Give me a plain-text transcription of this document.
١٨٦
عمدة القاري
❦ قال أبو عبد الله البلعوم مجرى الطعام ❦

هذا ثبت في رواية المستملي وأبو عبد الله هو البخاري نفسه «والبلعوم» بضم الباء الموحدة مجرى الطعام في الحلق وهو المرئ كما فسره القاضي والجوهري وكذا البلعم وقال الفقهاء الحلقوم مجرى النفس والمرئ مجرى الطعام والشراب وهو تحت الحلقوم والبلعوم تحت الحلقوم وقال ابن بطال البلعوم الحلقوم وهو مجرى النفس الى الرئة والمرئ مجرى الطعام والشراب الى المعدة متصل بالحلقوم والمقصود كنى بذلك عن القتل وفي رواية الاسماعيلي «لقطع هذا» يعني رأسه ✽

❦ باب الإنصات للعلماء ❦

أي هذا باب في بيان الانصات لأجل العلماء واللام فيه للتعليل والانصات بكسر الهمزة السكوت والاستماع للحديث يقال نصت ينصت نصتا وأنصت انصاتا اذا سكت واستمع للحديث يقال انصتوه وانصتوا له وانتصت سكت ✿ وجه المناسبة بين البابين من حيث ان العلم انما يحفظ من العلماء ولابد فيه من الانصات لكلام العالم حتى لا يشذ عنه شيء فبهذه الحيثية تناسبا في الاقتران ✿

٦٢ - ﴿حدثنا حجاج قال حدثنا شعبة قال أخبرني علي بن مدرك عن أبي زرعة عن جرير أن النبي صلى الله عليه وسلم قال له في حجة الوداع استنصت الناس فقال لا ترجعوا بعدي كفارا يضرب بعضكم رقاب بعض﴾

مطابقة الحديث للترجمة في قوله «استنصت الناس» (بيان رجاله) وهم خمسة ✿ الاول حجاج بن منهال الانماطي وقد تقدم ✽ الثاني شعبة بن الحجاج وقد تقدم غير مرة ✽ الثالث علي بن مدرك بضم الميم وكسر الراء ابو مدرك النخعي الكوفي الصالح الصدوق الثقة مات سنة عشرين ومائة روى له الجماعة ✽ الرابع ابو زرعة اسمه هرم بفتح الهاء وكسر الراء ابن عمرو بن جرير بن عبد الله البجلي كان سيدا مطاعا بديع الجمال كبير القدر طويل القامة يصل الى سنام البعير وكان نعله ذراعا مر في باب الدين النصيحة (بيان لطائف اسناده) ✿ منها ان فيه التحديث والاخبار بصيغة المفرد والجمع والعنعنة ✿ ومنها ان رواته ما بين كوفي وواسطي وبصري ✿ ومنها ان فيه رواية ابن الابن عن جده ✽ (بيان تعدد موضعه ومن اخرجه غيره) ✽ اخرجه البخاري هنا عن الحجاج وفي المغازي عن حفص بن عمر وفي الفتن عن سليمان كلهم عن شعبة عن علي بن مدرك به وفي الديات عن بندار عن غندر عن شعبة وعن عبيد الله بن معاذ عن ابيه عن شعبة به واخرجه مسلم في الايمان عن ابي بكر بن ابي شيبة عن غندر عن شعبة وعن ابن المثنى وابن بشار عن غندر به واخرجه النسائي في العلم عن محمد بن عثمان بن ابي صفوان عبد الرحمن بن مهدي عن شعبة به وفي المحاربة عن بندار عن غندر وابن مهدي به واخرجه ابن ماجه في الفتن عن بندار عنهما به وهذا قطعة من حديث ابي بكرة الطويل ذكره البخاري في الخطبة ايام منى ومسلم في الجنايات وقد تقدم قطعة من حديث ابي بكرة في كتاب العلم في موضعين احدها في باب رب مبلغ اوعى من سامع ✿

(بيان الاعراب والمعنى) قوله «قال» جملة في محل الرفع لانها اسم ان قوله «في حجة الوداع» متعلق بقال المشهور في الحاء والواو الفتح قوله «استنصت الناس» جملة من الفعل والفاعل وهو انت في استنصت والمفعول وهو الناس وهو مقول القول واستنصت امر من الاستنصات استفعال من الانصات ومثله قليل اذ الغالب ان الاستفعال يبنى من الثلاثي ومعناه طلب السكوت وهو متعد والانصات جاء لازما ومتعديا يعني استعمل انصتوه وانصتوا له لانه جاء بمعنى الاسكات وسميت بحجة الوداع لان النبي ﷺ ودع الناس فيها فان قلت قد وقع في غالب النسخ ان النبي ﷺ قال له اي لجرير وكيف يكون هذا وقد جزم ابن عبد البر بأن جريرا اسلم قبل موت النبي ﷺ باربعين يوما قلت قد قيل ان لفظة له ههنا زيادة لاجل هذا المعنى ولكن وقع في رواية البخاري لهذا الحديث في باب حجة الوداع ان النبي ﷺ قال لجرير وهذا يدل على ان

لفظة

---*---

Your instructions — Write out the whole listing exactly.

Complete response —
Give me a plain-text transcription of this document.
١٨٦
عمدة القاري
❦ قال أبو عبد الله البلعوم مجرى الطعام ❦

هذا ثبت في رواية المستملي وأبو عبد الله هو البخاري نفسه «والبلعوم» بضم الباء الموحدة مجرى الطعام في الحلق وهو المرئ كما فسره القاضي والجوهري وكذا البلعم وقال الفقهاء الحلقوم مجرى النفس والمرئ مجرى الطعام والشراب وهو تحت الحلقوم والبلعوم تحت الحلقوم وقال ابن بطال البلعوم الحلقوم وهو مجرى النفس الى الرئة والمرئ مجرى الطعام والشراب الى المعدة متصل بالحلقوم والمقصود كنى بذلك عن القتل وفي رواية الاسماعيلي «لقطع هذا» يعني رأسه ✽

❦ باب الإنصات للعلماء ❦

أي هذا باب في بيان الانصات لأجل العلماء واللام فيه للتعليل والانصات بكسر الهمزة السكوت والاستماع للحديث يقال نصت ينصت نصتا وأنصت انصاتا اذا سكت واستمع للحديث يقال انصتوه وانصتوا له وانتصت سكت ✿ وجه المناسبة بين البابين من حيث ان العلم انما يحفظ من العلماء ولابد فيه من الانصات لكلام العالم حتى لا يشذ عنه شيء فبهذه الحيثية تناسبا في الاقتران ✿

٦٢ - ﴿حدثنا حجاج قال حدثنا شعبة قال أخبرني علي بن مدرك عن أبي زرعة عن جرير أن النبي صلى الله عليه وسلم قال له في حجة الوداع استنصت الناس فقال لا ترجعوا بعدي كفارا يضرب بعضكم رقاب بعض﴾

مطابقة الحديث للترجمة في قوله «استنصت الناس» (بيان رجاله) وهم خمسة ✿ الاول حجاج بن منهال الانماطي وقد تقدم ✽ الثاني شعبة بن الحجاج وقد تقدم غير مرة ✽ الثالث علي بن مدرك بضم الميم وكسر الراء ابو مدرك النخعي الكوفي الصالح الصدوق الثقة مات سنة عشرين ومائة روى له الجماعة ✽ الرابع ابو زرعة اسمه هرم بفتح الهاء وكسر الراء ابن عمرو بن جرير بن عبد الله البجلي كان سيدا مطاعا بديع الجمال كبير القدر طويل القامة يصل الى سنام البعير وكان نعله ذراعا مر في باب الدين النصيحة (بيان لطائف اسناده) ✿ منها ان فيه التحديث والاخبار بصيغة المفرد والجمع والعنعنة ✿ ومنها ان رواته ما بين كوفي وواسطي وبصري ✿ ومنها ان فيه رواية ابن الابن عن جده ✽ (بيان تعدد موضعه ومن اخرجه غيره) ✽ اخرجه البخاري هنا عن الحجاج وفي المغازي عن حفص بن عمر وفي الفتن عن سليمان كلهم عن شعبة عن علي بن مدرك به وفي الديات عن بندار عن غندر عن شعبة وعن عبيد الله بن معاذ عن ابيه عن شعبة به واخرجه مسلم في الايمان عن ابي بكر بن ابي شيبة عن غندر عن شعبة وعن ابن المثنى وابن بشار عن غندر به واخرجه النسائي في العلم عن محمد بن عثمان بن ابي صفوان عبد الرحمن بن مهدي عن شعبة به وفي المحاربة عن بندار عن غندر وابن مهدي به واخرجه ابن ماجه في الفتن عن بندار عنهما به وهذا قطعة من حديث ابي بكرة الطويل ذكره البخاري في الخطبة ايام منى ومسلم في الجنايات وقد تقدم قطعة من حديث ابي بكرة في كتاب العلم في موضعين احدها في باب رب مبلغ اوعى من سامع ✿

(بيان الاعراب والمعنى) قوله «قال» جملة في محل الرفع لانها اسم ان قوله «في حجة الوداع» متعلق بقال المشهور في الحاء والواو الفتح قوله «استنصت الناس» جملة من الفعل والفاعل وهو انت في استنصت والمفعول وهو الناس وهو مقول القول واستنصت امر من الاستنصات استفعال من الانصات ومثله قليل اذ الغالب ان الاستفعال يبنى من الثلاثي ومعناه طلب السكوت وهو متعد والانصات جاء لازما ومتعديا يعني استعمل انصتوه وانصتوا له لانه جاء بمعنى الاسكات وسميت بحجة الوداع لان النبي ﷺ ودع الناس فيها فان قلت قد وقع في غالب النسخ ان النبي ﷺ قال له اي لجرير وكيف يكون هذا وقد جزم ابن عبد البر بأن جريرا اسلم قبل موت النبي ﷺ باربعين يوما قلت قد قيل ان لفظة له ههنا زيادة لاجل هذا المعنى ولكن وقع في رواية البخاري لهذا الحديث في باب حجة الوداع ان النبي ﷺ قال لجرير وهذا يدل على ان

لفظة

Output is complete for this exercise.